■ **Document excerpt**:

Quick answer
A comprehensive PPP model where the private party takes responsibility for all five stages: designing, building, financing, operating, and ultimately transferring an infrastructure asset.
DBFOT, standing for Design Build Finance Operate Transfer, is the most comprehensive form of public-private partnership used in India. It assigns all five responsibilities to the private concessionaire: designing the facility, constructing it, arranging the financing, operating it through the concession period, and transferring it to the government at the end. DBFOT is used for large, complex infrastructure assets where the government wants to shift the full burden of delivery, financing, and performance to the private sector.
What is DBFOT in government procurement?
DBFOT combines the engineering autonomy of EPC with the long-term operational and financial responsibility of BOT. The private party is responsible not just for construction but for raising equity and debt financing to fund the project, for designing it to serve the intended purpose, for operating it efficiently during the concession period, and for returning it in agreed condition at the end.
In India, DBFOT has been used for airports under the Airport Authority of India's privatisation programme, where private operators have designed, financed, built, and are now operating major airports. Ports have used similar structures under the Major Port Authorities Act. Some urban infrastructure projects, toll highways under NHAI's older programme, and waste-to-energy plants have also been structured as DBFOT.
The government's role under DBFOT is to provide the enabling environment: land acquisition, utility shifting, regulatory clearances, and sometimes a viability gap funding (VGF) payment where the project cannot attract private financing on its own commercial merits. Day-to-day operations, capital investment decisions, and service quality during the concession period are entirely the concessionaire's responsibility.

■ **Written exercise A**:
Reproduce verbatim the passage on DBFOT from "DBFOT, standing for" up to and including "in government procurement?".
■ **Written exercise B**:
Quote the lines of the second block of entries from the line with "data-point bbox=[129, 170, 174, 215]" up to and including the line with "data-point bbox=[356, 329, 401, 374]", and give only those lines.

■ **Supplied records**:

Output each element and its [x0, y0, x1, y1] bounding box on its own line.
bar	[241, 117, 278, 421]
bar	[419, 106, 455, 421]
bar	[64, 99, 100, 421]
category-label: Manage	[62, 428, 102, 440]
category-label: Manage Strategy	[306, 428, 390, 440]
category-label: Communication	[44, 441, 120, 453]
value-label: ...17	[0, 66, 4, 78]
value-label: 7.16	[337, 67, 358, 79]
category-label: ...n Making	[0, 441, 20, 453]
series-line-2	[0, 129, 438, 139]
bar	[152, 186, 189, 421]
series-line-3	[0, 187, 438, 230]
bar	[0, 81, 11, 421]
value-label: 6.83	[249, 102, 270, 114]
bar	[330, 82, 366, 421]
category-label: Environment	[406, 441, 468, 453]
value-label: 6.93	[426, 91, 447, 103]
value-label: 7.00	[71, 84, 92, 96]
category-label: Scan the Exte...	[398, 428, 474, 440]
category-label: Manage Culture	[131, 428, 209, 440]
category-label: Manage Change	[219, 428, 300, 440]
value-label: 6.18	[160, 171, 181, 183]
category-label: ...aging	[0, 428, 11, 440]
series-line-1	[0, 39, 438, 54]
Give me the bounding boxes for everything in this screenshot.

---

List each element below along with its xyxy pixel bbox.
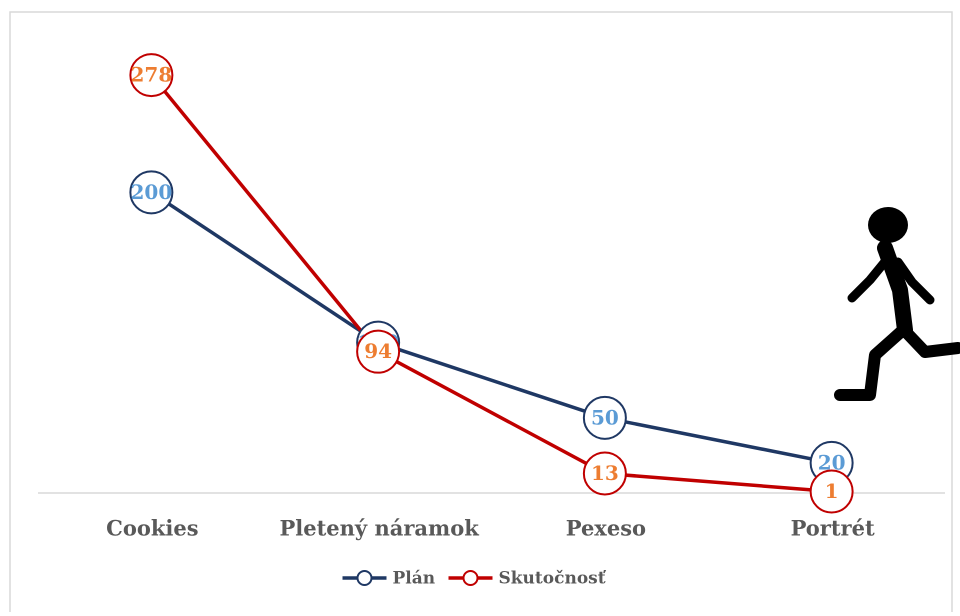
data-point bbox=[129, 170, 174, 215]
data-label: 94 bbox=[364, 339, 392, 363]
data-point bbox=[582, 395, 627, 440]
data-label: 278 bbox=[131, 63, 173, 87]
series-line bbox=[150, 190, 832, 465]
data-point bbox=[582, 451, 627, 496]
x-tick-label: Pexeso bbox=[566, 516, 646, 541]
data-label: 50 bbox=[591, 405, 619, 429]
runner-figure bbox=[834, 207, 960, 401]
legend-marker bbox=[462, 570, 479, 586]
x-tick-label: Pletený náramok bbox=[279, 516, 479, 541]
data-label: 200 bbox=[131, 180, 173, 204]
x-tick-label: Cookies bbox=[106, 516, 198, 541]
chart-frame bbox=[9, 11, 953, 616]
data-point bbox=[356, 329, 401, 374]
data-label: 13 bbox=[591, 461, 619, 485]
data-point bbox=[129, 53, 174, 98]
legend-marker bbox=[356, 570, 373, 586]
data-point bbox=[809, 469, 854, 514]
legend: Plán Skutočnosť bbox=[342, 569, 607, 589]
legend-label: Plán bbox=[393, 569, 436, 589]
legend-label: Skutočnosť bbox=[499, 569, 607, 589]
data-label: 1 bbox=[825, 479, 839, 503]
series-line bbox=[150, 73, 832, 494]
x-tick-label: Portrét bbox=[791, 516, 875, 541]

■ **Result A**:
DBFOT, standing for Design Build Finance Operate Transfer, is the most comprehensive form of public-private partnership used in India. It assigns all five responsibilities to the private concessionaire: designing the facility, constructing it, arranging the financing, operating it through the concession period, and transferring it to the government at the end. DBFOT is used for large, complex infrastructure assets where the government wants to shift the full burden of delivery, financing, and performance to the private sector.
What is DBFOT in government procurement?

■ **Result B**:
data-point bbox=[129, 170, 174, 215]
data-label: 94 bbox=[364, 339, 392, 363]
data-point bbox=[582, 395, 627, 440]
data-label: 278 bbox=[131, 63, 173, 87]
series-line bbox=[150, 190, 832, 465]
data-point bbox=[582, 451, 627, 496]
x-tick-label: Pexeso bbox=[566, 516, 646, 541]
data-label: 50 bbox=[591, 405, 619, 429]
runner-figure bbox=[834, 207, 960, 401]
legend-marker bbox=[462, 570, 479, 586]
x-tick-label: Pletený náramok bbox=[279, 516, 479, 541]
data-label: 200 bbox=[131, 180, 173, 204]
x-tick-label: Cookies bbox=[106, 516, 198, 541]
chart-frame bbox=[9, 11, 953, 616]
data-point bbox=[356, 329, 401, 374]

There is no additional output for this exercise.